** What needs to be done **
Reproduce the data in its entirety, exactly as supplied.

--------

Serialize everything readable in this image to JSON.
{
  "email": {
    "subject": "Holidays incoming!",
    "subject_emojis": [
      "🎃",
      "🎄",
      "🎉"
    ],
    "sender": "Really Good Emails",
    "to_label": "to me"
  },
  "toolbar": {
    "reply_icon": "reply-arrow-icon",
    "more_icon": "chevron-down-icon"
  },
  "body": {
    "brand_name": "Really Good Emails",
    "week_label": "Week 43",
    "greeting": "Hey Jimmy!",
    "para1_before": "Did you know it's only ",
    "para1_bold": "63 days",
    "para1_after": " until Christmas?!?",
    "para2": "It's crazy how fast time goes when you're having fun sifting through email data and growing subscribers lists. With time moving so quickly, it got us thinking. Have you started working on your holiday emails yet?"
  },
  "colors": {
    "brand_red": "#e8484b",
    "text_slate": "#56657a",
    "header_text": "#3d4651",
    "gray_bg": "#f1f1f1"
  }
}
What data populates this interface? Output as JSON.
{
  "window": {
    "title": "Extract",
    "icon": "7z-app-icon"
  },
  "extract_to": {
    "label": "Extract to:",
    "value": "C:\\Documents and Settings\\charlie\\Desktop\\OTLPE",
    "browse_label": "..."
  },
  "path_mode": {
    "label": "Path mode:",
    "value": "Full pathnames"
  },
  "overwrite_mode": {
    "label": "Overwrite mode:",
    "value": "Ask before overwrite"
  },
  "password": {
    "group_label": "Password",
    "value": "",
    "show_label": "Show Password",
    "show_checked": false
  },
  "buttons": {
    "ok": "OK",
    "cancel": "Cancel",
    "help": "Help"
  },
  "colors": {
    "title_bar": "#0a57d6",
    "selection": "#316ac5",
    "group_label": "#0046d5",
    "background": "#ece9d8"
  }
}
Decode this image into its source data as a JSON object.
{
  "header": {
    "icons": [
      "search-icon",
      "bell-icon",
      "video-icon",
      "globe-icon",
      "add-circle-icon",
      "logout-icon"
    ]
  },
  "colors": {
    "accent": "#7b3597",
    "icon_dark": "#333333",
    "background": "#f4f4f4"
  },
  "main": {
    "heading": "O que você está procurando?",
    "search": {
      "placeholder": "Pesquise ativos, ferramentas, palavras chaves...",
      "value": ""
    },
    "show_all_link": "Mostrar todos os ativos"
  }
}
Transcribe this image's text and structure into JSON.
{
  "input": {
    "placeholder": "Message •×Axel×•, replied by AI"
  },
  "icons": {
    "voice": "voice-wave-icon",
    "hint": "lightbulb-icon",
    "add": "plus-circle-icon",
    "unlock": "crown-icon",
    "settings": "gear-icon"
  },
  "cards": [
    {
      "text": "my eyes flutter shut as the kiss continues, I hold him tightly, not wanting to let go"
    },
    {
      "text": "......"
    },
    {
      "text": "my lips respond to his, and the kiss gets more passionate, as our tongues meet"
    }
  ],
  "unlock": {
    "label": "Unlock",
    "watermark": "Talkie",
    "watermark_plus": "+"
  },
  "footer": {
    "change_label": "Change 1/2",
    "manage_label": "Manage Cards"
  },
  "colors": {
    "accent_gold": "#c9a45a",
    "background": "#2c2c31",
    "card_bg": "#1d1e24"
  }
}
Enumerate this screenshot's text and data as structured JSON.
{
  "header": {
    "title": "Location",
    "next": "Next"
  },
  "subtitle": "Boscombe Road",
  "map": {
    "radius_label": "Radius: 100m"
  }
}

--------

** The output **
Serialize everything readable in this image to JSON.
{
  "email": {
    "subject": "Holidays incoming!",
    "subject_emojis": [
      "🎃",
      "🎄",
      "🎉"
    ],
    "sender": "Really Good Emails",
    "to_label": "to me"
  },
  "toolbar": {
    "reply_icon": "reply-arrow-icon",
    "more_icon": "chevron-down-icon"
  },
  "body": {
    "brand_name": "Really Good Emails",
    "week_label": "Week 43",
    "greeting": "Hey Jimmy!",
    "para1_before": "Did you know it's only ",
    "para1_bold": "63 days",
    "para1_after": " until Christmas?!?",
    "para2": "It's crazy how fast time goes when you're having fun sifting through email data and growing subscribers lists. With time moving so quickly, it got us thinking. Have you started working on your holiday emails yet?"
  },
  "colors": {
    "brand_red": "#e8484b",
    "text_slate": "#56657a",
    "header_text": "#3d4651",
    "gray_bg": "#f1f1f1"
  }
}
What data populates this interface? Output as JSON.
{
  "window": {
    "title": "Extract",
    "icon": "7z-app-icon"
  },
  "extract_to": {
    "label": "Extract to:",
    "value": "C:\\Documents and Settings\\charlie\\Desktop\\OTLPE",
    "browse_label": "..."
  },
  "path_mode": {
    "label": "Path mode:",
    "value": "Full pathnames"
  },
  "overwrite_mode": {
    "label": "Overwrite mode:",
    "value": "Ask before overwrite"
  },
  "password": {
    "group_label": "Password",
    "value": "",
    "show_label": "Show Password",
    "show_checked": false
  },
  "buttons": {
    "ok": "OK",
    "cancel": "Cancel",
    "help": "Help"
  },
  "colors": {
    "title_bar": "#0a57d6",
    "selection": "#316ac5",
    "group_label": "#0046d5",
    "background": "#ece9d8"
  }
}
Decode this image into its source data as a JSON object.
{
  "header": {
    "icons": [
      "search-icon",
      "bell-icon",
      "video-icon",
      "globe-icon",
      "add-circle-icon",
      "logout-icon"
    ]
  },
  "colors": {
    "accent": "#7b3597",
    "icon_dark": "#333333",
    "background": "#f4f4f4"
  },
  "main": {
    "heading": "O que você está procurando?",
    "search": {
      "placeholder": "Pesquise ativos, ferramentas, palavras chaves...",
      "value": ""
    },
    "show_all_link": "Mostrar todos os ativos"
  }
}
Transcribe this image's text and structure into JSON.
{
  "input": {
    "placeholder": "Message •×Axel×•, replied by AI"
  },
  "icons": {
    "voice": "voice-wave-icon",
    "hint": "lightbulb-icon",
    "add": "plus-circle-icon",
    "unlock": "crown-icon",
    "settings": "gear-icon"
  },
  "cards": [
    {
      "text": "my eyes flutter shut as the kiss continues, I hold him tightly, not wanting to let go"
    },
    {
      "text": "......"
    },
    {
      "text": "my lips respond to his, and the kiss gets more passionate, as our tongues meet"
    }
  ],
  "unlock": {
    "label": "Unlock",
    "watermark": "Talkie",
    "watermark_plus": "+"
  },
  "footer": {
    "change_label": "Change 1/2",
    "manage_label": "Manage Cards"
  },
  "colors": {
    "accent_gold": "#c9a45a",
    "background": "#2c2c31",
    "card_bg": "#1d1e24"
  }
}
Enumerate this screenshot's text and data as structured JSON.
{
  "header": {
    "title": "Location",
    "next": "Next"
  },
  "subtitle": "Boscombe Road",
  "map": {
    "radius_label": "Radius: 100m"
  }
}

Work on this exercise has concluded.